**SUPPLIED RECORDS:**
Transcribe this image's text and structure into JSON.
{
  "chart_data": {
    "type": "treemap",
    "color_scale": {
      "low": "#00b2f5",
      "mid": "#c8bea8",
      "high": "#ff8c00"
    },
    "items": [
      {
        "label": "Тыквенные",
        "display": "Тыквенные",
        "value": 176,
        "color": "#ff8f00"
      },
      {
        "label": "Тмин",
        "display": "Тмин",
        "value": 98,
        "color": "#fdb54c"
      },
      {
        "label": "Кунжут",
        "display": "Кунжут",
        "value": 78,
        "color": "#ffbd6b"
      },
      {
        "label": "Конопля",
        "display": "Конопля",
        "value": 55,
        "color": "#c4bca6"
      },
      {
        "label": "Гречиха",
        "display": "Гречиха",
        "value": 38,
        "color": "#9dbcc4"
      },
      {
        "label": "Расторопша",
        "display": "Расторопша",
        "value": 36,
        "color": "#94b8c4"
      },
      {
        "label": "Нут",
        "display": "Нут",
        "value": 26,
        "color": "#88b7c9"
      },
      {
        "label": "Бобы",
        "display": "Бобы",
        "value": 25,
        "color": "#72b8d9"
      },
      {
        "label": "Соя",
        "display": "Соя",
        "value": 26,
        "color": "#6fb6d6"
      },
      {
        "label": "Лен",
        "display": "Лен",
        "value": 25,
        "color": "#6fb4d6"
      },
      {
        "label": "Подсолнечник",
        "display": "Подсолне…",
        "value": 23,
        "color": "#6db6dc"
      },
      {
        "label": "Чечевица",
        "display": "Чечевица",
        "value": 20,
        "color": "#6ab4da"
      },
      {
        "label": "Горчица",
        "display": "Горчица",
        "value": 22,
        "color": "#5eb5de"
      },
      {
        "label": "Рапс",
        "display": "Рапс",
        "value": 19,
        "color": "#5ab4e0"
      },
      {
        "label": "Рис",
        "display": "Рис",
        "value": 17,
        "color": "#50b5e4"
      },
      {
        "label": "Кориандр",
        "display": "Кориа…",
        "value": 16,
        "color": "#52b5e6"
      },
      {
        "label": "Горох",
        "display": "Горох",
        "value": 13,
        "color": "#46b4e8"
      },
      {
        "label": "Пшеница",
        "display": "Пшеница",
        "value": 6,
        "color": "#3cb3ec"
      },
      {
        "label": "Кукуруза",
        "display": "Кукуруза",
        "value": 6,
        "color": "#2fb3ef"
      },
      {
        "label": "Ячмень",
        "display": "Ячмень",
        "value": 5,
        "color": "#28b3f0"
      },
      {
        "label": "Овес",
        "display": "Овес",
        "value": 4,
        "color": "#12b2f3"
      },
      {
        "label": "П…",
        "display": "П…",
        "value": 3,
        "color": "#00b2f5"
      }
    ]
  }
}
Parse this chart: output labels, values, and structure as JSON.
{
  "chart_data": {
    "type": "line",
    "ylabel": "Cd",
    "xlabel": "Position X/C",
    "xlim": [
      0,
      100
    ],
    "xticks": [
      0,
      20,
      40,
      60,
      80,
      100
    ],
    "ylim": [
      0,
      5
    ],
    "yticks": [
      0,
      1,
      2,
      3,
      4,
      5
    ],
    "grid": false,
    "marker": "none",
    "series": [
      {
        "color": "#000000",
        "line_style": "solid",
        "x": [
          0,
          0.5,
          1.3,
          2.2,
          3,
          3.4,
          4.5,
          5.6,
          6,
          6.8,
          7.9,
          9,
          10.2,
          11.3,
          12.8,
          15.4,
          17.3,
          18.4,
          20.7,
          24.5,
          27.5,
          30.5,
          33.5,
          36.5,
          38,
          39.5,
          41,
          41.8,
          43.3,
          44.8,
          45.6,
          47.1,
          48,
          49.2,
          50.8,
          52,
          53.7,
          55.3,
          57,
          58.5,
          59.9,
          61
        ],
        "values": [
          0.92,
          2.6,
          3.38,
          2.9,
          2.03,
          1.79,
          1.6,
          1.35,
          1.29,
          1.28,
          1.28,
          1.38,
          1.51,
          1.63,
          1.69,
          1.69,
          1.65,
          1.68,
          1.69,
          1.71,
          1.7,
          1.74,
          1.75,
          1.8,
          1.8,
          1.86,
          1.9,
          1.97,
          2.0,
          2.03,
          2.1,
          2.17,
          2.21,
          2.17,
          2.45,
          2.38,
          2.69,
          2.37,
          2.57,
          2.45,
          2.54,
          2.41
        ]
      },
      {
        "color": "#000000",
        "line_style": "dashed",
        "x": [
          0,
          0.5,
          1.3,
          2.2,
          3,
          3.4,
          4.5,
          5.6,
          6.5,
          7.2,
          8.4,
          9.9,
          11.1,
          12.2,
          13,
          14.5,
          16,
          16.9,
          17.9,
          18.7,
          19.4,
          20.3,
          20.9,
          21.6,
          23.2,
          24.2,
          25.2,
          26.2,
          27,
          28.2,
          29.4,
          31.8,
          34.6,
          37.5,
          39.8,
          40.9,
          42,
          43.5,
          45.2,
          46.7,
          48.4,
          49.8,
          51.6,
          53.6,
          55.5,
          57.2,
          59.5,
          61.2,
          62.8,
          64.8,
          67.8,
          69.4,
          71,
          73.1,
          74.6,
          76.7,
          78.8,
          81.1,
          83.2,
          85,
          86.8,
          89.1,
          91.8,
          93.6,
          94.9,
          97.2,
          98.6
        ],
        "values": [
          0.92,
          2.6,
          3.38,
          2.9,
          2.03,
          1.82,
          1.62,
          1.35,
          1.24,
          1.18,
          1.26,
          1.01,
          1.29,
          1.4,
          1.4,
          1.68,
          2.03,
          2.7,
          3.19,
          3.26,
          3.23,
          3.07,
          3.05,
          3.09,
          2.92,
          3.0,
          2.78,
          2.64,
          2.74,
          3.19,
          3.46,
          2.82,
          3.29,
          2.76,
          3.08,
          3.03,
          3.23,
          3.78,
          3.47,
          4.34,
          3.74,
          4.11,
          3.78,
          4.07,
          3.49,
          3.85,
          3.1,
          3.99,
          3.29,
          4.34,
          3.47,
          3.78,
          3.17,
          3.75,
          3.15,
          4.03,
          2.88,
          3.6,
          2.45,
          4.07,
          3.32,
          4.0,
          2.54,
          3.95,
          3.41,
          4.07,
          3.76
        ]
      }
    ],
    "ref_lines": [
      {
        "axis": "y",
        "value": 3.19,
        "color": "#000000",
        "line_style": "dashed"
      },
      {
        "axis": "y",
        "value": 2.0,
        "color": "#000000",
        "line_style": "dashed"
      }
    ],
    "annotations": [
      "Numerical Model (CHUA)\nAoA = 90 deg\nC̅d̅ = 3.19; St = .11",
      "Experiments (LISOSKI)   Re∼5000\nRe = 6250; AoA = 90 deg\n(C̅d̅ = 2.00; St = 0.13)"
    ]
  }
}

**OBJECTIVE:** Write out the material from the first line to the last, exactly.

**WRITTEN RESPONSE:**
Transcribe this image's text and structure into JSON.
{
  "chart_data": {
    "type": "treemap",
    "color_scale": {
      "low": "#00b2f5",
      "mid": "#c8bea8",
      "high": "#ff8c00"
    },
    "items": [
      {
        "label": "Тыквенные",
        "display": "Тыквенные",
        "value": 176,
        "color": "#ff8f00"
      },
      {
        "label": "Тмин",
        "display": "Тмин",
        "value": 98,
        "color": "#fdb54c"
      },
      {
        "label": "Кунжут",
        "display": "Кунжут",
        "value": 78,
        "color": "#ffbd6b"
      },
      {
        "label": "Конопля",
        "display": "Конопля",
        "value": 55,
        "color": "#c4bca6"
      },
      {
        "label": "Гречиха",
        "display": "Гречиха",
        "value": 38,
        "color": "#9dbcc4"
      },
      {
        "label": "Расторопша",
        "display": "Расторопша",
        "value": 36,
        "color": "#94b8c4"
      },
      {
        "label": "Нут",
        "display": "Нут",
        "value": 26,
        "color": "#88b7c9"
      },
      {
        "label": "Бобы",
        "display": "Бобы",
        "value": 25,
        "color": "#72b8d9"
      },
      {
        "label": "Соя",
        "display": "Соя",
        "value": 26,
        "color": "#6fb6d6"
      },
      {
        "label": "Лен",
        "display": "Лен",
        "value": 25,
        "color": "#6fb4d6"
      },
      {
        "label": "Подсолнечник",
        "display": "Подсолне…",
        "value": 23,
        "color": "#6db6dc"
      },
      {
        "label": "Чечевица",
        "display": "Чечевица",
        "value": 20,
        "color": "#6ab4da"
      },
      {
        "label": "Горчица",
        "display": "Горчица",
        "value": 22,
        "color": "#5eb5de"
      },
      {
        "label": "Рапс",
        "display": "Рапс",
        "value": 19,
        "color": "#5ab4e0"
      },
      {
        "label": "Рис",
        "display": "Рис",
        "value": 17,
        "color": "#50b5e4"
      },
      {
        "label": "Кориандр",
        "display": "Кориа…",
        "value": 16,
        "color": "#52b5e6"
      },
      {
        "label": "Горох",
        "display": "Горох",
        "value": 13,
        "color": "#46b4e8"
      },
      {
        "label": "Пшеница",
        "display": "Пшеница",
        "value": 6,
        "color": "#3cb3ec"
      },
      {
        "label": "Кукуруза",
        "display": "Кукуруза",
        "value": 6,
        "color": "#2fb3ef"
      },
      {
        "label": "Ячмень",
        "display": "Ячмень",
        "value": 5,
        "color": "#28b3f0"
      },
      {
        "label": "Овес",
        "display": "Овес",
        "value": 4,
        "color": "#12b2f3"
      },
      {
        "label": "П…",
        "display": "П…",
        "value": 3,
        "color": "#00b2f5"
      }
    ]
  }
}
Parse this chart: output labels, values, and structure as JSON.
{
  "chart_data": {
    "type": "line",
    "ylabel": "Cd",
    "xlabel": "Position X/C",
    "xlim": [
      0,
      100
    ],
    "xticks": [
      0,
      20,
      40,
      60,
      80,
      100
    ],
    "ylim": [
      0,
      5
    ],
    "yticks": [
      0,
      1,
      2,
      3,
      4,
      5
    ],
    "grid": false,
    "marker": "none",
    "series": [
      {
        "color": "#000000",
        "line_style": "solid",
        "x": [
          0,
          0.5,
          1.3,
          2.2,
          3,
          3.4,
          4.5,
          5.6,
          6,
          6.8,
          7.9,
          9,
          10.2,
          11.3,
          12.8,
          15.4,
          17.3,
          18.4,
          20.7,
          24.5,
          27.5,
          30.5,
          33.5,
          36.5,
          38,
          39.5,
          41,
          41.8,
          43.3,
          44.8,
          45.6,
          47.1,
          48,
          49.2,
          50.8,
          52,
          53.7,
          55.3,
          57,
          58.5,
          59.9,
          61
        ],
        "values": [
          0.92,
          2.6,
          3.38,
          2.9,
          2.03,
          1.79,
          1.6,
          1.35,
          1.29,
          1.28,
          1.28,
          1.38,
          1.51,
          1.63,
          1.69,
          1.69,
          1.65,
          1.68,
          1.69,
          1.71,
          1.7,
          1.74,
          1.75,
          1.8,
          1.8,
          1.86,
          1.9,
          1.97,
          2.0,
          2.03,
          2.1,
          2.17,
          2.21,
          2.17,
          2.45,
          2.38,
          2.69,
          2.37,
          2.57,
          2.45,
          2.54,
          2.41
        ]
      },
      {
        "color": "#000000",
        "line_style": "dashed",
        "x": [
          0,
          0.5,
          1.3,
          2.2,
          3,
          3.4,
          4.5,
          5.6,
          6.5,
          7.2,
          8.4,
          9.9,
          11.1,
          12.2,
          13,
          14.5,
          16,
          16.9,
          17.9,
          18.7,
          19.4,
          20.3,
          20.9,
          21.6,
          23.2,
          24.2,
          25.2,
          26.2,
          27,
          28.2,
          29.4,
          31.8,
          34.6,
          37.5,
          39.8,
          40.9,
          42,
          43.5,
          45.2,
          46.7,
          48.4,
          49.8,
          51.6,
          53.6,
          55.5,
          57.2,
          59.5,
          61.2,
          62.8,
          64.8,
          67.8,
          69.4,
          71,
          73.1,
          74.6,
          76.7,
          78.8,
          81.1,
          83.2,
          85,
          86.8,
          89.1,
          91.8,
          93.6,
          94.9,
          97.2,
          98.6
        ],
        "values": [
          0.92,
          2.6,
          3.38,
          2.9,
          2.03,
          1.82,
          1.62,
          1.35,
          1.24,
          1.18,
          1.26,
          1.01,
          1.29,
          1.4,
          1.4,
          1.68,
          2.03,
          2.7,
          3.19,
          3.26,
          3.23,
          3.07,
          3.05,
          3.09,
          2.92,
          3.0,
          2.78,
          2.64,
          2.74,
          3.19,
          3.46,
          2.82,
          3.29,
          2.76,
          3.08,
          3.03,
          3.23,
          3.78,
          3.47,
          4.34,
          3.74,
          4.11,
          3.78,
          4.07,
          3.49,
          3.85,
          3.1,
          3.99,
          3.29,
          4.34,
          3.47,
          3.78,
          3.17,
          3.75,
          3.15,
          4.03,
          2.88,
          3.6,
          2.45,
          4.07,
          3.32,
          4.0,
          2.54,
          3.95,
          3.41,
          4.07,
          3.76
        ]
      }
    ],
    "ref_lines": [
      {
        "axis": "y",
        "value": 3.19,
        "color": "#000000",
        "line_style": "dashed"
      },
      {
        "axis": "y",
        "value": 2.0,
        "color": "#000000",
        "line_style": "dashed"
      }
    ],
    "annotations": [
      "Numerical Model (CHUA)\nAoA = 90 deg\nC̅d̅ = 3.19; St = .11",
      "Experiments (LISOSKI)   Re∼5000\nRe = 6250; AoA = 90 deg\n(C̅d̅ = 2.00; St = 0.13)"
    ]
  }
}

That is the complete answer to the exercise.